Em se tratando do segundo problema central às análises institucionais, como se dão a origem e a mudança das instituições, Hall e Taylor (2003 [1996]) afirmam que, quanto à origem das instituições, as explicações elaboradas pelo Institucionalismo da Escolha Racional interessaram-se, sobretudo, pelas funções que as instituições cumprem e pelas vantagens que propiciam. Segundo os autores, essa abordagem é extremamente potente, quando se trata de explicar a permanência das instituições, considerando-se que essa permanência depende, invariavelmente, das vantagens que a instituição pode oferecer. Todavia, cinco fraquezas teóricas reduzem de modo considerável sua capacidade de explicar a origem das instituições (HALL & TAYLOR, 2003 [1996], p. 215).
++++++
TAREFAS E EXERCÍCIOS:
A. Diga se cada afirmação abaixo está de acordo com o trecho dado, respondendo sim ou não e citando literalmente as palavras do trecho que decidem a questão. (i) Segundo Hall e Taylor, o Institucionalismo da Escolha Racional se interessou sobretudo pelas funções e pelas vantagens das instituições. (ii) A abordagem da Escolha Racional é fraca para explicar a permanência das instituições. (iii) Três fraquezas teóricas reduzem a capacidade dessa abordagem de explicar a origem das instituições.
B. Liste todos os números escritos em algarismos no trecho dado, sem repetições.
C. Resuma o trecho dado em duas frases.
++++++
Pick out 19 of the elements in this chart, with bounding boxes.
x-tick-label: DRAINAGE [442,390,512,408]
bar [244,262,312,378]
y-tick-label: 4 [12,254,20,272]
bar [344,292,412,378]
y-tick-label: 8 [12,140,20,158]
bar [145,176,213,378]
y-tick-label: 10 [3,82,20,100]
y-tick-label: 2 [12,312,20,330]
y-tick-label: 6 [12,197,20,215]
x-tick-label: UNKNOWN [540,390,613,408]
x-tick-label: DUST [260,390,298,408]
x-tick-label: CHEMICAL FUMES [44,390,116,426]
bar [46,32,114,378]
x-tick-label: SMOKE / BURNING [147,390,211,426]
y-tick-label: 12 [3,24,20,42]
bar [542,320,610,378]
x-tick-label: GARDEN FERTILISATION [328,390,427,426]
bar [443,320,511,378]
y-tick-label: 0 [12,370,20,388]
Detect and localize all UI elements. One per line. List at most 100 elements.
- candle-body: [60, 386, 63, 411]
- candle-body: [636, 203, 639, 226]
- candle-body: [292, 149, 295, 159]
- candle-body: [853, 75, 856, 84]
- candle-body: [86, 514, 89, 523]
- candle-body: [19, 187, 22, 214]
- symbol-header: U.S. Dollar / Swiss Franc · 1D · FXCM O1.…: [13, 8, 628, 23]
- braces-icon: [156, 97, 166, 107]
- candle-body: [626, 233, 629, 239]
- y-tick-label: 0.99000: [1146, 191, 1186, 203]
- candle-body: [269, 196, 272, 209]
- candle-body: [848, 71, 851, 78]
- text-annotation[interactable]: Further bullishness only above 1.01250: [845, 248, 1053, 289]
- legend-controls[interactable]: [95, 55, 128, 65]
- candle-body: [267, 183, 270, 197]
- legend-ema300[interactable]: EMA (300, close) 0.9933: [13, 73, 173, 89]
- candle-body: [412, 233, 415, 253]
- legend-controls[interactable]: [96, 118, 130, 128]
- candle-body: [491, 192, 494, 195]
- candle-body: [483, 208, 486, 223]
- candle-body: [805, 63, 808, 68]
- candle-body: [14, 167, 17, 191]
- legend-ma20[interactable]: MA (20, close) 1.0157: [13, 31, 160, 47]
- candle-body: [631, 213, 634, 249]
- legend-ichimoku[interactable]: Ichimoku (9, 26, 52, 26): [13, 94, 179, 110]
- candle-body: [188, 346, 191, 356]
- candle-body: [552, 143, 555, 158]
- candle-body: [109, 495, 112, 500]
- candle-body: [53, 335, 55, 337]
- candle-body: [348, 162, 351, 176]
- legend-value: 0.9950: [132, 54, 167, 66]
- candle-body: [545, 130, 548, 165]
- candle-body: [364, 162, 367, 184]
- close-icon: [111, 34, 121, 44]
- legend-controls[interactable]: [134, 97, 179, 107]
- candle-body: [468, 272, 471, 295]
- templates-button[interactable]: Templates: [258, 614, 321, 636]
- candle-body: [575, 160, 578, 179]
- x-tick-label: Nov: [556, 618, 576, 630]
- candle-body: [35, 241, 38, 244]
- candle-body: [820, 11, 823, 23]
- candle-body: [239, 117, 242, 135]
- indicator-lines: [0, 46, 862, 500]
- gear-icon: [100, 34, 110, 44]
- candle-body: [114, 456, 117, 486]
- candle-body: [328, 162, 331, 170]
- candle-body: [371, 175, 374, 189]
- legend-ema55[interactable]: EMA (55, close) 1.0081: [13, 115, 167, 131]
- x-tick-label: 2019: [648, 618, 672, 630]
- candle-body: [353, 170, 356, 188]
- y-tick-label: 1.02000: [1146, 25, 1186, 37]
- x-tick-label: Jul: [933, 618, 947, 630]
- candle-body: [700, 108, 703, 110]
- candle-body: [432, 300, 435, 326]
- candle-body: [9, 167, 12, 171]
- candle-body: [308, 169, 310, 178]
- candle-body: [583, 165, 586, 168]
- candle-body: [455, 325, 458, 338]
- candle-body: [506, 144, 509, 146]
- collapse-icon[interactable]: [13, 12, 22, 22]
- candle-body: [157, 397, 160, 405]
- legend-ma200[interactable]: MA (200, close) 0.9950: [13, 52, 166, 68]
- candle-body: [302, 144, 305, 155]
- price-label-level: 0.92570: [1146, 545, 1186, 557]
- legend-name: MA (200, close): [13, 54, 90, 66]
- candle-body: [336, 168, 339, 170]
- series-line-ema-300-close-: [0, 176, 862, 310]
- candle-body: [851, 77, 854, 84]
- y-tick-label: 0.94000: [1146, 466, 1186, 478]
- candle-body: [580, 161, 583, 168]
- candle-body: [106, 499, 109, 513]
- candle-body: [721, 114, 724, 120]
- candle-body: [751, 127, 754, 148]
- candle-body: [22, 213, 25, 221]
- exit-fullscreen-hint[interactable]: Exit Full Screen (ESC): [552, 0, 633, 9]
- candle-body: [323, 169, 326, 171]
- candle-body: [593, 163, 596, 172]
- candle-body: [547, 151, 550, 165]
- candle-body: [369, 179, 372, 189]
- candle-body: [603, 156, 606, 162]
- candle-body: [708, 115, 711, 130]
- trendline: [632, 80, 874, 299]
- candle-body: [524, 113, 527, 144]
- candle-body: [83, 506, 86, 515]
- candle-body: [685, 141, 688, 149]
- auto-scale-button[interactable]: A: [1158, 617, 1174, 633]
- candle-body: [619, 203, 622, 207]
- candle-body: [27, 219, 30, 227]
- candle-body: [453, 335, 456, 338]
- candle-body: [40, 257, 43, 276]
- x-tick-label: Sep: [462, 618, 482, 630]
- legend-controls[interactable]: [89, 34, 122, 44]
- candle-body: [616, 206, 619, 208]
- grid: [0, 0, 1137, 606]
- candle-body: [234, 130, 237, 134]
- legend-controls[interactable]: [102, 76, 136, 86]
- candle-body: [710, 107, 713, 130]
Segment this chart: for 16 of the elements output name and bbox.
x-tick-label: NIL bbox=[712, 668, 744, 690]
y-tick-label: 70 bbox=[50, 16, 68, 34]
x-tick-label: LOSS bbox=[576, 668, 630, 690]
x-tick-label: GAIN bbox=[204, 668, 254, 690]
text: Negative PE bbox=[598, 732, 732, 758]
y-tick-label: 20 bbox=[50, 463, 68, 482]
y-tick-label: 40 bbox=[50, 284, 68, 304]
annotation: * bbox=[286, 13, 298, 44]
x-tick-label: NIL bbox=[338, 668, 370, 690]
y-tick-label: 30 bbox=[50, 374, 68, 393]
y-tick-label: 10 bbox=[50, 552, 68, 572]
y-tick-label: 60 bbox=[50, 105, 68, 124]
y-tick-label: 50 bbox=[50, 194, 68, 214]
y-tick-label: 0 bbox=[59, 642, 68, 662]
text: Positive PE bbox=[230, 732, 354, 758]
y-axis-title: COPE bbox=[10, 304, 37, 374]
++++++
GABARITO:
A.
(i) Sim: "interessaram-se, sobretudo, pelas funções que as instituições cumprem e pelas vantagens que propiciam".
(ii) Não: "essa abordagem é extremamente potente, quando se trata de explicar a permanência das instituições".
(iii) Não: "cinco fraquezas teóricas reduzem de modo considerável sua capacidade de explicar a origem das instituições".

B. 2003, 1996, 215

C. Segundo Hall e Taylor, o Institucionalismo da Escolha Racional explicou a origem das instituições sobretudo pelas funções que elas cumprem e pelas vantagens que propiciam, e essa abordagem é extremamente potente para explicar a permanência das instituições. Contudo, cinco fraquezas teóricas reduzem consideravelmente sua capacidade de explicar a origem das instituições.